## Aim of the task
Find each line with "også" and copy it.

▼

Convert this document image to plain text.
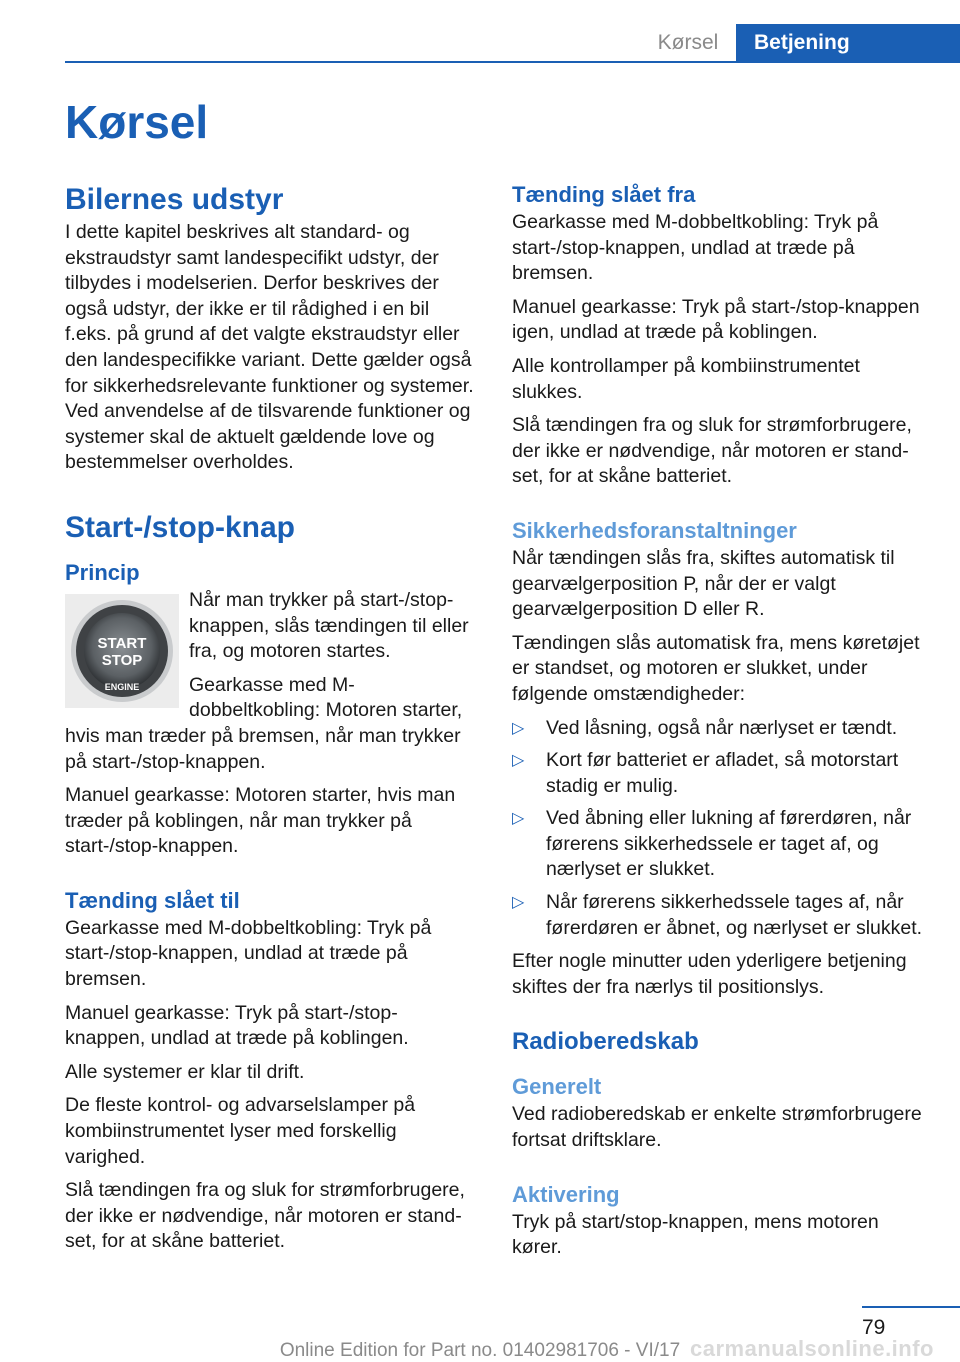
Kørsel	Betjening
Kørsel
Bilernes udstyr

I dette kapitel beskrives alt standard- og ekstraudstyr samt landespecifikt udstyr, der tilbydes i modelserien. Derfor beskrives der også udstyr, der ikke er til rådighed i en bil f.eks. på grund af det valgte ekstraudstyr eller den landespecifikke variant. Dette gælder også for sikkerhedsrelevante funktioner og systemer. Ved anvendelse af de tilsvarende funktioner og systemer skal de aktuelt gældende love og bestemmelser overholdes.

Start-/stop-knap
Princip
START
STOP
ENGINE

Når man trykker på start-/stop-knappen, slås tændingen til eller fra, og motoren startes.

Gearkasse med M-dobbeltkobling: Motoren starter, hvis man træder på bremsen, når man trykker på start-/stop-knappen.

Manuel gearkasse: Motoren starter, hvis man træder på koblingen, når man trykker på start-/stop-knappen.

Tænding slået til

Gearkasse med M-dobbeltkobling: Tryk på start-/stop-knappen, undlad at træde på bremsen.

Manuel gearkasse: Tryk på start-/stop-knappen, undlad at træde på koblingen.

Alle systemer er klar til drift.

De fleste kontrol- og advarselslamper på kombiinstrumentet lyser med forskellig varighed.

Slå tændingen fra og sluk for strømforbrugere, der ikke er nødvendige, når motoren er stand-set, for at skåne batteriet.

Tænding slået fra

Gearkasse med M-dobbeltkobling: Tryk på start-/stop-knappen, undlad at træde på bremsen.

Manuel gearkasse: Tryk på start-/stop-knappen igen, undlad at træde på koblingen.

Alle kontrollamper på kombiinstrumentet slukkes.

Slå tændingen fra og sluk for strømforbrugere, der ikke er nødvendige, når motoren er stand-set, for at skåne batteriet.

Sikkerhedsforanstaltninger

Når tændingen slås fra, skiftes automatisk til gearvælgerposition P, når der er valgt gearvælgerposition D eller R.

Tændingen slås automatisk fra, mens køretøjet er standset, og motoren er slukket, under følgende omstændigheder:

▷ Ved låsning, også når nærlyset er tændt.
▷ Kort før batteriet er afladet, så motorstart stadig er mulig.
▷ Ved åbning eller lukning af førerdøren, når førerens sikkerhedssele er taget af, og nærlyset er slukket.
▷ Når førerens sikkerhedssele tages af, når førerdøren er åbnet, og nærlyset er slukket.

Efter nogle minutter uden yderligere betjening skiftes der fra nærlys til positionslys.

Radioberedskab
Generelt

Ved radioberedskab er enkelte strømforbrugere fortsat driftsklare.

Aktivering

Tryk på start/stop-knappen, mens motoren kører.

79
carmanualsonline.info
Online Edition for Part no. 01402981706 - VI/17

▲

## The output
I dette kapitel beskrives alt standard- og ekstraudstyr samt landespecifikt udstyr, der tilbydes i modelserien. Derfor beskrives der også udstyr, der ikke er til rådighed i en bil f.eks. på grund af det valgte ekstraudstyr eller den landespecifikke variant. Dette gælder også for sikkerhedsrelevante funktioner og systemer. Ved anvendelse af de tilsvarende funktioner og systemer skal de aktuelt gældende love og bestemmelser overholdes.
▷ Ved låsning, også når nærlyset er tændt.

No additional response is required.